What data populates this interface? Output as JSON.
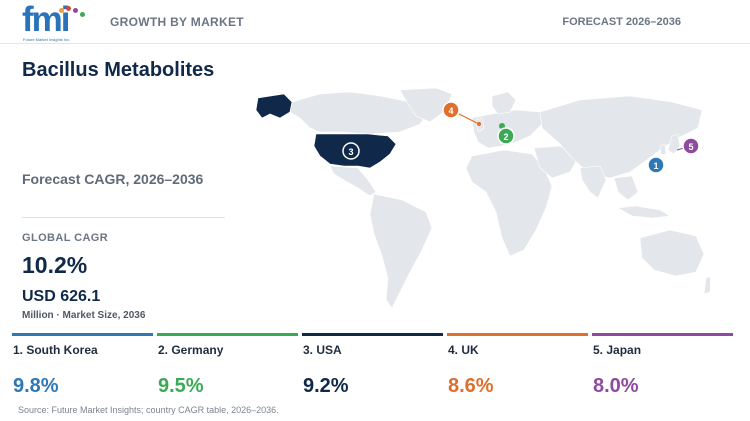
{
  "header": {
    "logo_text": "fmi",
    "logo_tagline": "Future Market Insights Inc.",
    "left_label": "GROWTH BY MARKET",
    "right_label": "FORECAST 2026–2036"
  },
  "title": "Bacillus Metabolites",
  "forecast_label": "Forecast CAGR, 2026–2036",
  "global": {
    "label": "GLOBAL CAGR",
    "value": "10.2%",
    "market_size": "USD 626.1",
    "market_size_label": "Million · Market Size, 2036"
  },
  "countries": [
    {
      "rank": "1",
      "label": "1. South Korea",
      "cagr": "9.8%",
      "color": "#2e78b5"
    },
    {
      "rank": "2",
      "label": "2. Germany",
      "cagr": "9.5%",
      "color": "#3aaa55"
    },
    {
      "rank": "3",
      "label": "3. USA",
      "cagr": "9.2%",
      "color": "#10294a"
    },
    {
      "rank": "4",
      "label": "4. UK",
      "cagr": "8.6%",
      "color": "#df6f2a"
    },
    {
      "rank": "5",
      "label": "5. Japan",
      "cagr": "8.0%",
      "color": "#8e4a9e"
    }
  ],
  "source": "Source: Future Market Insights; country CAGR table, 2026–2036.",
  "colors": {
    "land": "#e3e6ea",
    "highlight_usa": "#10294a",
    "text_dark": "#10294a",
    "text_muted": "#6b7685"
  }
}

• _Exercise_
Omit the pictures. Output every record above word for word.

• _The completed task_
What data populates this interface? Output as JSON.
{
  "header": {
    "logo_text": "fmi",
    "logo_tagline": "Future Market Insights Inc.",
    "left_label": "GROWTH BY MARKET",
    "right_label": "FORECAST 2026–2036"
  },
  "title": "Bacillus Metabolites",
  "forecast_label": "Forecast CAGR, 2026–2036",
  "global": {
    "label": "GLOBAL CAGR",
    "value": "10.2%",
    "market_size": "USD 626.1",
    "market_size_label": "Million · Market Size, 2036"
  },
  "countries": [
    {
      "rank": "1",
      "label": "1. South Korea",
      "cagr": "9.8%",
      "color": "#2e78b5"
    },
    {
      "rank": "2",
      "label": "2. Germany",
      "cagr": "9.5%",
      "color": "#3aaa55"
    },
    {
      "rank": "3",
      "label": "3. USA",
      "cagr": "9.2%",
      "color": "#10294a"
    },
    {
      "rank": "4",
      "label": "4. UK",
      "cagr": "8.6%",
      "color": "#df6f2a"
    },
    {
      "rank": "5",
      "label": "5. Japan",
      "cagr": "8.0%",
      "color": "#8e4a9e"
    }
  ],
  "source": "Source: Future Market Insights; country CAGR table, 2026–2036.",
  "colors": {
    "land": "#e3e6ea",
    "highlight_usa": "#10294a",
    "text_dark": "#10294a",
    "text_muted": "#6b7685"
  }
}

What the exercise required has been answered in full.